__Dataset listings of figures__.
>> start

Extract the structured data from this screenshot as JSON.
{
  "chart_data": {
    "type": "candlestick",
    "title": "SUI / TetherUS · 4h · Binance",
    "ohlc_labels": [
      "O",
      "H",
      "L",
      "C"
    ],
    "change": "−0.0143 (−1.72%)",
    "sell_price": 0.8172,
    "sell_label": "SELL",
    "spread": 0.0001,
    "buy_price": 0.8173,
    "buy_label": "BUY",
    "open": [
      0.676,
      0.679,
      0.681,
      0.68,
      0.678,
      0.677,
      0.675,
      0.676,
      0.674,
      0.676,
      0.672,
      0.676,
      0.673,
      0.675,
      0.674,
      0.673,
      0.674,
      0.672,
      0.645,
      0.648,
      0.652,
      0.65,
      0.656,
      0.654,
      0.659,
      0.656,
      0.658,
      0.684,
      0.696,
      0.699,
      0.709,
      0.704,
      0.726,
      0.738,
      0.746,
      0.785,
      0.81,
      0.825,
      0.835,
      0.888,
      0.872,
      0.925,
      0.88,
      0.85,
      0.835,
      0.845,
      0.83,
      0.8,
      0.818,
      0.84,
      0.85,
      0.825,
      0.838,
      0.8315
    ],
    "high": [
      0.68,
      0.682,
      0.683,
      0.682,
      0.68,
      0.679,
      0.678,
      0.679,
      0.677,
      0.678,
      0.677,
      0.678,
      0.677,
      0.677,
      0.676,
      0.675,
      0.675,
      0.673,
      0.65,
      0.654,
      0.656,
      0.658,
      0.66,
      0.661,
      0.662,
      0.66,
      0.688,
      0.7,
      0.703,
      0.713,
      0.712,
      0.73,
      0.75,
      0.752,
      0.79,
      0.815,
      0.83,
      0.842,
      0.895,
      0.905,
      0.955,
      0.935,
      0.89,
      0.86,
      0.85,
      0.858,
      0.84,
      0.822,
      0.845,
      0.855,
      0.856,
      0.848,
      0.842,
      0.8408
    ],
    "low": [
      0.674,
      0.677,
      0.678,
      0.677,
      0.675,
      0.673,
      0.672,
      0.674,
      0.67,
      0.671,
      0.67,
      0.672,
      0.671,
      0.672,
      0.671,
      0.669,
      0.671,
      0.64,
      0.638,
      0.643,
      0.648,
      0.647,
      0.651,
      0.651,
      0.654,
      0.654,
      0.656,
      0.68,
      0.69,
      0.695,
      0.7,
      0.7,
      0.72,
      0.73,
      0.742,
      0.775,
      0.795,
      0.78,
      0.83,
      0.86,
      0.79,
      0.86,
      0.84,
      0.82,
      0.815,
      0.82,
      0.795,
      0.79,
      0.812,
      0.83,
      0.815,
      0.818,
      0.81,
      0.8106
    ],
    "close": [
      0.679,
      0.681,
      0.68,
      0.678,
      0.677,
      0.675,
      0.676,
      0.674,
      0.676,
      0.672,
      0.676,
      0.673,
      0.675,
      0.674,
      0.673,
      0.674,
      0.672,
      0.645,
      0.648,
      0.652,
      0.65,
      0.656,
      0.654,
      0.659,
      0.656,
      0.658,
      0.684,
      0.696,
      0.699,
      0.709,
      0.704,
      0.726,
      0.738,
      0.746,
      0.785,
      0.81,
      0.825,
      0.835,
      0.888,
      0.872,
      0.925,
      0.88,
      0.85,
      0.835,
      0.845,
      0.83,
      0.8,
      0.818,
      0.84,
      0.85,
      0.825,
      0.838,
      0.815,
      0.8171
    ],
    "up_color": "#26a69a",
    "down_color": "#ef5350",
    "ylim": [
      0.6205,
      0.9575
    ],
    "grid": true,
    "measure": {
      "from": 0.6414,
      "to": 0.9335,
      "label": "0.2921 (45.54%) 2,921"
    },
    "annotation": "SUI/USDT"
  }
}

>> end

__EXERCISE__.
Search the entries for the word "from", then gather every line that has it.

__REPLY TO THE EXERCISE__.
Extract the structured data from this screenshot as JSON.
      "from": 0.6414,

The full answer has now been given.